▸ Goal
Consider the data that follows and state how many lines contain the string "Лесная", using the number alone.

▸ Input records
** Begin **

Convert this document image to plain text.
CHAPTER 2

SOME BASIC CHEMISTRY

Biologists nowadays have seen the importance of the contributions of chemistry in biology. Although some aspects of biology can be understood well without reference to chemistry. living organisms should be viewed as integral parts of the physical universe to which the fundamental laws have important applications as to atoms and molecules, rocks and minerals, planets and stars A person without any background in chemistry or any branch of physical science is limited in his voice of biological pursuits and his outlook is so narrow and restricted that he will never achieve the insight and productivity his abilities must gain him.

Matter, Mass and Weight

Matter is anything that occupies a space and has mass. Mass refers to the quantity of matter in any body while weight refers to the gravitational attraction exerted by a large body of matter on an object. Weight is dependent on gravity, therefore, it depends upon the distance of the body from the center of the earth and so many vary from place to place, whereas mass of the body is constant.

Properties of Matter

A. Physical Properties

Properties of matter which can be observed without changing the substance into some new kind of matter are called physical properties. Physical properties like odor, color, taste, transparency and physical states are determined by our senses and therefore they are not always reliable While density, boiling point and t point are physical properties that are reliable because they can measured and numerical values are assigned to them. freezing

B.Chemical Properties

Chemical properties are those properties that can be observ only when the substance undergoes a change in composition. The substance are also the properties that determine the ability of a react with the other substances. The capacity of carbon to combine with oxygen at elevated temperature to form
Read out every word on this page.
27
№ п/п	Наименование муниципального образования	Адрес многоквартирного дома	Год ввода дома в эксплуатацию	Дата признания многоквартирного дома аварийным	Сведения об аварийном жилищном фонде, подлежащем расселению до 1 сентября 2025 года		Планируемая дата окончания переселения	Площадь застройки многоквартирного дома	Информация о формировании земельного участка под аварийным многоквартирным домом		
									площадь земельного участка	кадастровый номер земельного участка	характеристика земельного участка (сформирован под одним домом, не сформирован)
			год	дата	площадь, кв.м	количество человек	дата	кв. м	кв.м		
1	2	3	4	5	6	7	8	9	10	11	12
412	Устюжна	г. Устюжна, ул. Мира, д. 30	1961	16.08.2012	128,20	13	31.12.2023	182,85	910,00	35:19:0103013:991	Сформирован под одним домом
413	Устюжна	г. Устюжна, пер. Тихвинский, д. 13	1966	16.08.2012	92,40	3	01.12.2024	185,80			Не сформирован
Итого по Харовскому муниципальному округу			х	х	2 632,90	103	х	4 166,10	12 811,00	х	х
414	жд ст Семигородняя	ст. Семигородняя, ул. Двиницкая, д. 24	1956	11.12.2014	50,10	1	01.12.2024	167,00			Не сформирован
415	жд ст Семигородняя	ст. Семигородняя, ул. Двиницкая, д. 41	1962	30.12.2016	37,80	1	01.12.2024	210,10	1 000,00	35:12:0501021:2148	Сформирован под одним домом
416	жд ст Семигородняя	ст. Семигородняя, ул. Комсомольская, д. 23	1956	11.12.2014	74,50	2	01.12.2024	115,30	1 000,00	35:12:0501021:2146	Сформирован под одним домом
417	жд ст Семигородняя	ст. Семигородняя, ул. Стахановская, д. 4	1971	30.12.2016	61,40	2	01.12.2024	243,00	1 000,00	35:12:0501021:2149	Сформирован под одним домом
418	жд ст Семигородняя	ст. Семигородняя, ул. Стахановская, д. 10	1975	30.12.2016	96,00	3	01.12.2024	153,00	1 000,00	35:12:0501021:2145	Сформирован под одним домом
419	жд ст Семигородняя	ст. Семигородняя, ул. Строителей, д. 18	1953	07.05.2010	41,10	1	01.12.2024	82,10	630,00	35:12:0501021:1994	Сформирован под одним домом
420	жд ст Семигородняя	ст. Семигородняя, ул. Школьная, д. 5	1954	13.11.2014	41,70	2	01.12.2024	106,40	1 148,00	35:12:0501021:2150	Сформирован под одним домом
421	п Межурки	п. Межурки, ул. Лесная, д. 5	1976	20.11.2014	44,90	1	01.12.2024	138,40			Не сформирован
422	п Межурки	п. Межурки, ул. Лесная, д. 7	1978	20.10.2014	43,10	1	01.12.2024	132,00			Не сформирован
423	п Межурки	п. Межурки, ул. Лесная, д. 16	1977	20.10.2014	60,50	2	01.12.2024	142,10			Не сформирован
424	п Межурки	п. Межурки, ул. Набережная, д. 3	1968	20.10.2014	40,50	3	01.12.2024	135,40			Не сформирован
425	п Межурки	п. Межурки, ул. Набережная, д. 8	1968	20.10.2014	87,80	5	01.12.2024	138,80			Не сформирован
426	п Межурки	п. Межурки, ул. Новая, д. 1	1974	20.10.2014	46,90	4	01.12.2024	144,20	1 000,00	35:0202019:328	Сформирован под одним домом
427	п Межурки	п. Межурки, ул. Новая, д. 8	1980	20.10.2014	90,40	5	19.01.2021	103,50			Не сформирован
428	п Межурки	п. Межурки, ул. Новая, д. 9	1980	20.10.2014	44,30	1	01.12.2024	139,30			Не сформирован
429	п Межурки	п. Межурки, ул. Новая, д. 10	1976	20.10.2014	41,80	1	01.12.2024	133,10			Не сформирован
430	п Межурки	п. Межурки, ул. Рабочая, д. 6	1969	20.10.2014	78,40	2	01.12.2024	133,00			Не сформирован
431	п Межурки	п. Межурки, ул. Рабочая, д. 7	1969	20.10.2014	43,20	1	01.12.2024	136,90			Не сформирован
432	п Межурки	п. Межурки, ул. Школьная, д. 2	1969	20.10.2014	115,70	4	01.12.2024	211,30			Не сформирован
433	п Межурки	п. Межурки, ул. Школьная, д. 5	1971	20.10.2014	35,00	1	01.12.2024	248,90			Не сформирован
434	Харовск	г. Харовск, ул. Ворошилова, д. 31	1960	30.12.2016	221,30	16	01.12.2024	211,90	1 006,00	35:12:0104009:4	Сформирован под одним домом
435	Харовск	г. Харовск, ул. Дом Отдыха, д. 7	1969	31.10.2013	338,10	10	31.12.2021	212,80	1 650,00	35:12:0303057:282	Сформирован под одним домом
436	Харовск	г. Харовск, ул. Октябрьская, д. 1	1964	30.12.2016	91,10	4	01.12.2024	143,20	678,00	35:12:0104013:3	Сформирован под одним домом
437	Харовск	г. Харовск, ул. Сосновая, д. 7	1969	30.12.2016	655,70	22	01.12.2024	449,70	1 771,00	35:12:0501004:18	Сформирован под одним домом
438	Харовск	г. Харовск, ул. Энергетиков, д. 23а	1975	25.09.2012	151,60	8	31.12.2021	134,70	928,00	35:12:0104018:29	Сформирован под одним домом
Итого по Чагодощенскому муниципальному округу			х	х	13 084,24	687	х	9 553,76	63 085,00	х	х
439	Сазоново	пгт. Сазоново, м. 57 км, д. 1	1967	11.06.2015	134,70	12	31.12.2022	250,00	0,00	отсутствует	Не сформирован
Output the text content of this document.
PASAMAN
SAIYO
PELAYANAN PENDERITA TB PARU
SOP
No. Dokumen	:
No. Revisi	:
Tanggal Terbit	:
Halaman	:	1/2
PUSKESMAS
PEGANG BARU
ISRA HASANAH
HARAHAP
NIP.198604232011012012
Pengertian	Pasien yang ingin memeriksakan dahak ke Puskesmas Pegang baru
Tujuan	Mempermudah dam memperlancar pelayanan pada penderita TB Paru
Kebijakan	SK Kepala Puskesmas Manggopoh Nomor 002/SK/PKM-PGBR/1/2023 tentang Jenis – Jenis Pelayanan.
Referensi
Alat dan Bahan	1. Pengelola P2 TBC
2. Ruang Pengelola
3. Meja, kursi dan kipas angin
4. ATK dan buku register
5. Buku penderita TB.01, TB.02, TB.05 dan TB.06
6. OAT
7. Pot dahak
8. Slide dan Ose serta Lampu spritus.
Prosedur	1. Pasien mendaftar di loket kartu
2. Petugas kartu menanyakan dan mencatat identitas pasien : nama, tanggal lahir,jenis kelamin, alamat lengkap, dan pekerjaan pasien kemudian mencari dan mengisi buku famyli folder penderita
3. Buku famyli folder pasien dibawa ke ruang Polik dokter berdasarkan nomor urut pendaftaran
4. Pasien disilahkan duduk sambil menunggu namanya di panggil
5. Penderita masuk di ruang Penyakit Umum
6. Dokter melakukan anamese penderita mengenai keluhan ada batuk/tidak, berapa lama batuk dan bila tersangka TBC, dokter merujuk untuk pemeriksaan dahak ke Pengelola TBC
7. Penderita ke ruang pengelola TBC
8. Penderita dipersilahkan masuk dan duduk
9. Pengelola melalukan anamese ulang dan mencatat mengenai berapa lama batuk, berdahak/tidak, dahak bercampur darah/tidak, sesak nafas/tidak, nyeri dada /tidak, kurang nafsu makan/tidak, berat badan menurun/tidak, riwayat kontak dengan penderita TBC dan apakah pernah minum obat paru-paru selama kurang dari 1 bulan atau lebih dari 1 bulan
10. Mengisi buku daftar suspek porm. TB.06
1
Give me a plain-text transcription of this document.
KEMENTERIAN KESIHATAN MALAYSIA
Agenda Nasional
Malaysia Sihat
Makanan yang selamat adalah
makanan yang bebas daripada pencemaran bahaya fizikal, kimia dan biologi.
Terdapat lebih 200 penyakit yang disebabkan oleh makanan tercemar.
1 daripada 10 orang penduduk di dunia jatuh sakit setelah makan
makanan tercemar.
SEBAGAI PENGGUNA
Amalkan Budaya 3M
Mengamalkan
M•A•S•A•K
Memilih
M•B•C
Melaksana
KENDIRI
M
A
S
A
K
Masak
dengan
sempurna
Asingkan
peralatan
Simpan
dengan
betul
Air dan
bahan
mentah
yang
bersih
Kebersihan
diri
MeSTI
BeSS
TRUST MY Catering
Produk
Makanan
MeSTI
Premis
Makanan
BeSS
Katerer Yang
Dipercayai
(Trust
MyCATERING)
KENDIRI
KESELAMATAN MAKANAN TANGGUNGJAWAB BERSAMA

** End **

▸ Written reply
3